◆ Exercise: Render every line of the records below as a Markdown table with the columns "Row" and "Line text," numbering the rows and skipping blank lines. Leave the pictures out of the table.

Element box records:
+--

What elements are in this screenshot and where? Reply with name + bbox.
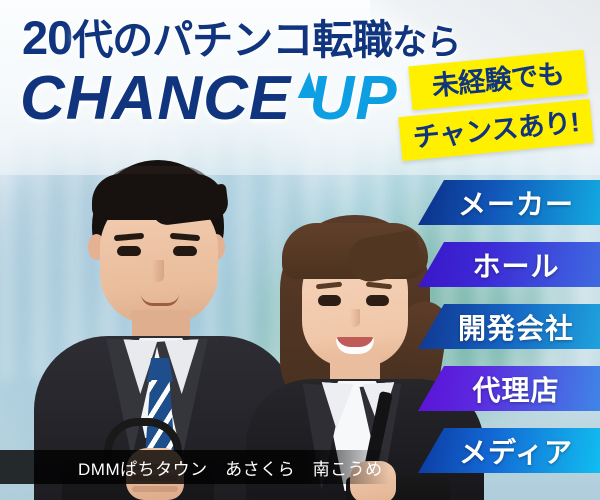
headline-main: 代のパチンコ転職	[72, 17, 392, 63]
credit-caption-text: DMMぱちタウン あさくら 南こうめ	[0, 455, 383, 480]
woman-eye-left	[318, 295, 341, 306]
man-mouth	[141, 294, 179, 306]
category-button-maker[interactable]: メーカー	[418, 180, 600, 225]
category-button-agency[interactable]: 代理店	[418, 366, 600, 411]
category-button-media[interactable]: メディア	[418, 428, 600, 473]
man-nose	[152, 260, 164, 282]
man-eye-left	[117, 246, 141, 256]
brand-logotype: CHANCE UP	[20, 68, 398, 130]
man-eye-right	[173, 246, 197, 256]
category-label: 開発会社	[418, 307, 600, 347]
woman-fringe	[282, 223, 428, 279]
woman-eye-right	[366, 295, 389, 306]
man-tie-knot	[147, 358, 173, 382]
logotype-up: UP	[309, 64, 397, 133]
page-title: 20代のパチンコ転職なら	[22, 14, 460, 61]
man-fringe	[92, 174, 224, 220]
logotype-chance: CHANCE	[20, 64, 309, 133]
category-label: 代理店	[418, 369, 600, 409]
category-label: ホール	[418, 245, 600, 285]
status-badge: 未経験でも チャンスあり!	[396, 56, 596, 164]
category-button-hall[interactable]: ホール	[418, 242, 600, 287]
woman-nose	[350, 309, 360, 327]
recruitment-banner: 20代のパチンコ転職なら CHANCE UP 未経験でも チャンスあり! メーカ…	[0, 0, 600, 500]
category-label: メーカー	[418, 183, 600, 223]
category-button-developer[interactable]: 開発会社	[418, 304, 600, 349]
headline-number: 20	[22, 11, 72, 64]
credit-caption-bar: DMMぱちタウン あさくら 南こうめ	[0, 450, 390, 484]
category-label: メディア	[418, 431, 600, 471]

+--

◆ Response below:
| Row | Line text |
|---|---|
| 1 | What elements are in this screenshot and where? Reply with name + bbox. |
| 2 | headline-main: 代のパチンコ転職	[72, 17, 392, 63] |
| 3 | credit-caption-text: DMMぱちタウン あさくら 南こうめ	[0, 455, 383, 480] |
| 4 | woman-eye-left	[318, 295, 341, 306] |
| 5 | man-mouth	[141, 294, 179, 306] |
| 6 | category-button-maker[interactable]: メーカー	[418, 180, 600, 225] |
| 7 | category-button-agency[interactable]: 代理店	[418, 366, 600, 411] |
| 8 | category-button-media[interactable]: メディア	[418, 428, 600, 473] |
| 9 | man-nose	[152, 260, 164, 282] |
| 10 | man-eye-left	[117, 246, 141, 256] |
| 11 | brand-logotype: CHANCE UP	[20, 68, 398, 130] |
| 12 | man-eye-right	[173, 246, 197, 256] |
| 13 | category-label: 開発会社	[418, 307, 600, 347] |
| 14 | woman-fringe	[282, 223, 428, 279] |
| 15 | woman-eye-right	[366, 295, 389, 306] |
| 16 | man-tie-knot	[147, 358, 173, 382] |
| 17 | logotype-up: UP	[309, 64, 397, 133] |
| 18 | page-title: 20代のパチンコ転職なら	[22, 14, 460, 61] |
| 19 | man-fringe	[92, 174, 224, 220] |
| 20 | logotype-chance: CHANCE	[20, 64, 309, 133] |
| 21 | category-label: 代理店	[418, 369, 600, 409] |
| 22 | category-label: ホール	[418, 245, 600, 285] |
| 23 | status-badge: 未経験でも チャンスあり!	[396, 56, 596, 164] |
| 24 | category-button-hall[interactable]: ホール	[418, 242, 600, 287] |
| 25 | woman-nose	[350, 309, 360, 327] |
| 26 | recruitment-banner: 20代のパチンコ転職なら CHANCE UP 未経験でも チャンスあり! メーカ…	[0, 0, 600, 500] |
| 27 | category-label: メーカー	[418, 183, 600, 223] |
| 28 | category-button-developer[interactable]: 開発会社	[418, 304, 600, 349] |
| 29 | headline-number: 20	[22, 11, 72, 64] |
| 30 | credit-caption-bar: DMMぱちタウン あさくら 南こうめ	[0, 450, 390, 484] |
| 31 | category-label: メディア	[418, 431, 600, 471] |